*Goal of the exercise*
Leave out the images and repeat the listing below without a single change.

*Given data*

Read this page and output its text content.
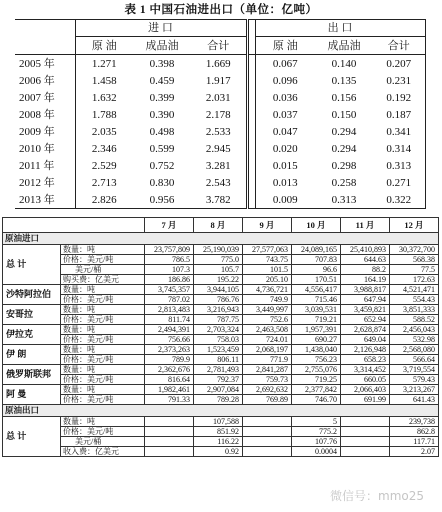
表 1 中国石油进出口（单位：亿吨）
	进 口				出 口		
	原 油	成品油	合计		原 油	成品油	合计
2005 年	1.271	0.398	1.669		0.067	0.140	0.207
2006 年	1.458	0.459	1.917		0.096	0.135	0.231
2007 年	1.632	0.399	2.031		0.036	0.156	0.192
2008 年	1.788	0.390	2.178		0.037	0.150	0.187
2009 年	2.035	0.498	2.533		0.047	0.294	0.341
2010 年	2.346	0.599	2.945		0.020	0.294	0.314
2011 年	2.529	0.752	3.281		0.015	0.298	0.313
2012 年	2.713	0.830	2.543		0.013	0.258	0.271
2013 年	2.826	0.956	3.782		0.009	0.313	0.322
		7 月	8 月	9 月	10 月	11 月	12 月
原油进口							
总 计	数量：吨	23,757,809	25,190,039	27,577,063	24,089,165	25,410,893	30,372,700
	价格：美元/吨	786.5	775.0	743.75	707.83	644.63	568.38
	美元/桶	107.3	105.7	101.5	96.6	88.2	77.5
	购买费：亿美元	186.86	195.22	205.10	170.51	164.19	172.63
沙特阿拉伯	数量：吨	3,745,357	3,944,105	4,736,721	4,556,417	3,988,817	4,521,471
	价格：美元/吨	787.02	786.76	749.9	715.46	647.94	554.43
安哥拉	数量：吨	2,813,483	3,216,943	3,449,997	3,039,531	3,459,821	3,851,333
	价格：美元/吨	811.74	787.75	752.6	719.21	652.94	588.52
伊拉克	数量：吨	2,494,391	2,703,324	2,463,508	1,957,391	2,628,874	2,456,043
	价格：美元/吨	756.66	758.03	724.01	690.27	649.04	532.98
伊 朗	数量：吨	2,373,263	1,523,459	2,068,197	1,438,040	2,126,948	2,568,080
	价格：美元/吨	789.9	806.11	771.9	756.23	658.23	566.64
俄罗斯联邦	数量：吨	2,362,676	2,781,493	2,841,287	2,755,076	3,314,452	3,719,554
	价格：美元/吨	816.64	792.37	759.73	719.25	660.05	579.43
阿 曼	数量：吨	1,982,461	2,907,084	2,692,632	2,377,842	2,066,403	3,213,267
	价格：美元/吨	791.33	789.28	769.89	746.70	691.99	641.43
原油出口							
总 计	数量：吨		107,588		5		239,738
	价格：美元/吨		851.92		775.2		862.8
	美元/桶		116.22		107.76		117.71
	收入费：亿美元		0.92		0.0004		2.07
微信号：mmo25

*Solved exercise*
Read this page and output its text content.
表 1 中国石油进出口（单位：亿吨）
	进 口				出 口		
	原 油	成品油	合计		原 油	成品油	合计
2005 年	1.271	0.398	1.669		0.067	0.140	0.207
2006 年	1.458	0.459	1.917		0.096	0.135	0.231
2007 年	1.632	0.399	2.031		0.036	0.156	0.192
2008 年	1.788	0.390	2.178		0.037	0.150	0.187
2009 年	2.035	0.498	2.533		0.047	0.294	0.341
2010 年	2.346	0.599	2.945		0.020	0.294	0.314
2011 年	2.529	0.752	3.281		0.015	0.298	0.313
2012 年	2.713	0.830	2.543		0.013	0.258	0.271
2013 年	2.826	0.956	3.782		0.009	0.313	0.322
		7 月	8 月	9 月	10 月	11 月	12 月
原油进口							
总 计	数量：吨	23,757,809	25,190,039	27,577,063	24,089,165	25,410,893	30,372,700
	价格：美元/吨	786.5	775.0	743.75	707.83	644.63	568.38
	美元/桶	107.3	105.7	101.5	96.6	88.2	77.5
	购买费：亿美元	186.86	195.22	205.10	170.51	164.19	172.63
沙特阿拉伯	数量：吨	3,745,357	3,944,105	4,736,721	4,556,417	3,988,817	4,521,471
	价格：美元/吨	787.02	786.76	749.9	715.46	647.94	554.43
安哥拉	数量：吨	2,813,483	3,216,943	3,449,997	3,039,531	3,459,821	3,851,333
	价格：美元/吨	811.74	787.75	752.6	719.21	652.94	588.52
伊拉克	数量：吨	2,494,391	2,703,324	2,463,508	1,957,391	2,628,874	2,456,043
	价格：美元/吨	756.66	758.03	724.01	690.27	649.04	532.98
伊 朗	数量：吨	2,373,263	1,523,459	2,068,197	1,438,040	2,126,948	2,568,080
	价格：美元/吨	789.9	806.11	771.9	756.23	658.23	566.64
俄罗斯联邦	数量：吨	2,362,676	2,781,493	2,841,287	2,755,076	3,314,452	3,719,554
	价格：美元/吨	816.64	792.37	759.73	719.25	660.05	579.43
阿 曼	数量：吨	1,982,461	2,907,084	2,692,632	2,377,842	2,066,403	3,213,267
	价格：美元/吨	791.33	789.28	769.89	746.70	691.99	641.43
原油出口							
总 计	数量：吨		107,588		5		239,738
	价格：美元/吨		851.92		775.2		862.8
	美元/桶		116.22		107.76		117.71
	收入费：亿美元		0.92		0.0004		2.07
微信号：mmo25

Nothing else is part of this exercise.